Stated task
Can you find the lines of the listing that include "https" and copy every one?

BEGIN Records for processing

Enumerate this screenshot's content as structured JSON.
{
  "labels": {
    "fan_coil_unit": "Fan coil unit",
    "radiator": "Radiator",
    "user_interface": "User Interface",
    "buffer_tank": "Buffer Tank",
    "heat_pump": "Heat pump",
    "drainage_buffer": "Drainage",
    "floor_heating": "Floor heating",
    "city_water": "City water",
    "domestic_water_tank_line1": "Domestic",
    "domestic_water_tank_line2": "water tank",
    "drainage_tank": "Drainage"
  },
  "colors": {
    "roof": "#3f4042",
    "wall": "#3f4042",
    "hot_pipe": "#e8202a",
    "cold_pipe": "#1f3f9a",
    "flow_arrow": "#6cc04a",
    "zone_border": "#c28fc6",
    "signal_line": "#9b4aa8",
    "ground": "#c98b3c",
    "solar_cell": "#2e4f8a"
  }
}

END Records for processing
BEGIN Records for processing

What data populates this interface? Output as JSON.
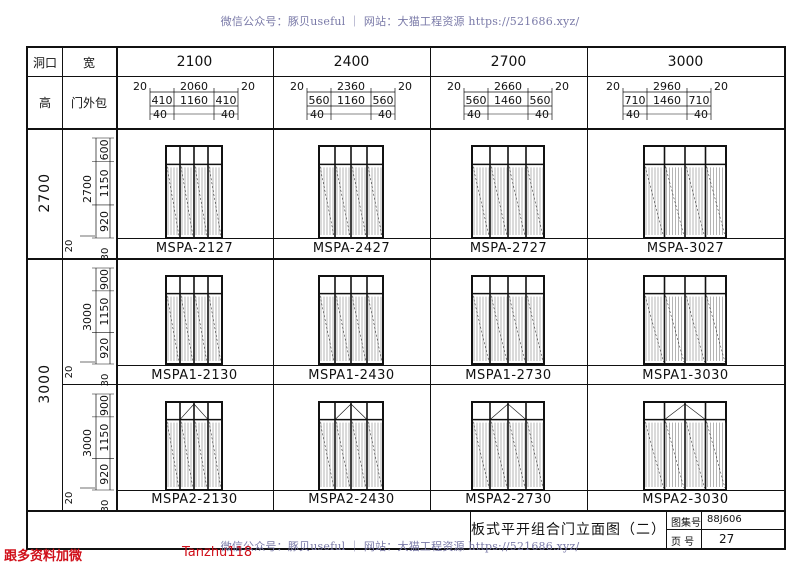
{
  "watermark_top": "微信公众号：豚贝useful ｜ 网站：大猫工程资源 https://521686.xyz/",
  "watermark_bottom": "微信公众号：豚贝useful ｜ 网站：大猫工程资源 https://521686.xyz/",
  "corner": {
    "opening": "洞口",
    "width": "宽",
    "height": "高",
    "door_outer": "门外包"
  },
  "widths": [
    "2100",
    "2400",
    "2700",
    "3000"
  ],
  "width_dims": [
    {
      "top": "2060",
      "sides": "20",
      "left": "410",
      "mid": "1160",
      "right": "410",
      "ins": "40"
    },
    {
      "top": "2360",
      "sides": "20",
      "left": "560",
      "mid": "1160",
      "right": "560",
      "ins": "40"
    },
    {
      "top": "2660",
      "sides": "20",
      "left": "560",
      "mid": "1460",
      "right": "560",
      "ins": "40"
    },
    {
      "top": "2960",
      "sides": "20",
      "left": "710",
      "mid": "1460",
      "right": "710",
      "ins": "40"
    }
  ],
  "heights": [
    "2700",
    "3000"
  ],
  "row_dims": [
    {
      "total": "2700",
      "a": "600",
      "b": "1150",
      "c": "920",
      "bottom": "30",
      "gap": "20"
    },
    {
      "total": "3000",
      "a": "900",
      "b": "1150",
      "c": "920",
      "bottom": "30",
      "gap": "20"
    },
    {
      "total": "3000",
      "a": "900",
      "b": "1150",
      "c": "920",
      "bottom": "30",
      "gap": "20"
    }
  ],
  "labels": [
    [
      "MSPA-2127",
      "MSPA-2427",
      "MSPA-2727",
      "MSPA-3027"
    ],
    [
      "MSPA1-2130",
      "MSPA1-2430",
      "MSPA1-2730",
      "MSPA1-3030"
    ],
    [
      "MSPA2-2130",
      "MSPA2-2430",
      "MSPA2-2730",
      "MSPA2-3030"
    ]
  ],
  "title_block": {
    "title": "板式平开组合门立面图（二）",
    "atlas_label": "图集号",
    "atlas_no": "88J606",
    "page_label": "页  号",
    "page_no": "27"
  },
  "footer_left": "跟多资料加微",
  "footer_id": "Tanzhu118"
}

END Records for processing

Output for this exercise
  "watermark_top": "微信公众号：豚贝useful ｜ 网站：大猫工程资源 https://521686.xyz/",
  "watermark_bottom": "微信公众号：豚贝useful ｜ 网站：大猫工程资源 https://521686.xyz/",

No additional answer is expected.